### Brief
Every record here needs to be written out again exactly.

------ Exercise material

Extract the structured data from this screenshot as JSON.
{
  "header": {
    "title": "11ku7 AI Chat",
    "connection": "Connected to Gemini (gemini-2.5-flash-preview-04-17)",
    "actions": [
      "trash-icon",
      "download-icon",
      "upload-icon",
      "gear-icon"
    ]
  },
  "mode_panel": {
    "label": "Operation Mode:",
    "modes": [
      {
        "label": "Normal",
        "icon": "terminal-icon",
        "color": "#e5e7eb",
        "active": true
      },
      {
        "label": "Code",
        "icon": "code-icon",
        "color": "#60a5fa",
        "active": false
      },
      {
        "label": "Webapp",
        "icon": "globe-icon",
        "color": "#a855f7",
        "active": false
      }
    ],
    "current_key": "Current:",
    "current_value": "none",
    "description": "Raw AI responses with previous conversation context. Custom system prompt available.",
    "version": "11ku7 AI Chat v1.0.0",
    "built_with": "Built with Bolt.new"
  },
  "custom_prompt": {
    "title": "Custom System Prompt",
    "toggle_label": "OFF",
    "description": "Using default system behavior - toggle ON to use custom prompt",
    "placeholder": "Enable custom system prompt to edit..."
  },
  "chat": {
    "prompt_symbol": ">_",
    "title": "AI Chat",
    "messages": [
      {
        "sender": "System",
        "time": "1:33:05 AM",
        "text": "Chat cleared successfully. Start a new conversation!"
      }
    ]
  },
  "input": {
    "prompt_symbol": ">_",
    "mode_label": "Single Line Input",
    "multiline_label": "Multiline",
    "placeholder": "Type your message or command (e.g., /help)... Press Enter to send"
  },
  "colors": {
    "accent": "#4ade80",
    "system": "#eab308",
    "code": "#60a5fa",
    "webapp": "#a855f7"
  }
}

------------

### Completed exercise
Extract the structured data from this screenshot as JSON.
{
  "header": {
    "title": "11ku7 AI Chat",
    "connection": "Connected to Gemini (gemini-2.5-flash-preview-04-17)",
    "actions": [
      "trash-icon",
      "download-icon",
      "upload-icon",
      "gear-icon"
    ]
  },
  "mode_panel": {
    "label": "Operation Mode:",
    "modes": [
      {
        "label": "Normal",
        "icon": "terminal-icon",
        "color": "#e5e7eb",
        "active": true
      },
      {
        "label": "Code",
        "icon": "code-icon",
        "color": "#60a5fa",
        "active": false
      },
      {
        "label": "Webapp",
        "icon": "globe-icon",
        "color": "#a855f7",
        "active": false
      }
    ],
    "current_key": "Current:",
    "current_value": "none",
    "description": "Raw AI responses with previous conversation context. Custom system prompt available.",
    "version": "11ku7 AI Chat v1.0.0",
    "built_with": "Built with Bolt.new"
  },
  "custom_prompt": {
    "title": "Custom System Prompt",
    "toggle_label": "OFF",
    "description": "Using default system behavior - toggle ON to use custom prompt",
    "placeholder": "Enable custom system prompt to edit..."
  },
  "chat": {
    "prompt_symbol": ">_",
    "title": "AI Chat",
    "messages": [
      {
        "sender": "System",
        "time": "1:33:05 AM",
        "text": "Chat cleared successfully. Start a new conversation!"
      }
    ]
  },
  "input": {
    "prompt_symbol": ">_",
    "mode_label": "Single Line Input",
    "multiline_label": "Multiline",
    "placeholder": "Type your message or command (e.g., /help)... Press Enter to send"
  },
  "colors": {
    "accent": "#4ade80",
    "system": "#eab308",
    "code": "#60a5fa",
    "webapp": "#a855f7"
  }
}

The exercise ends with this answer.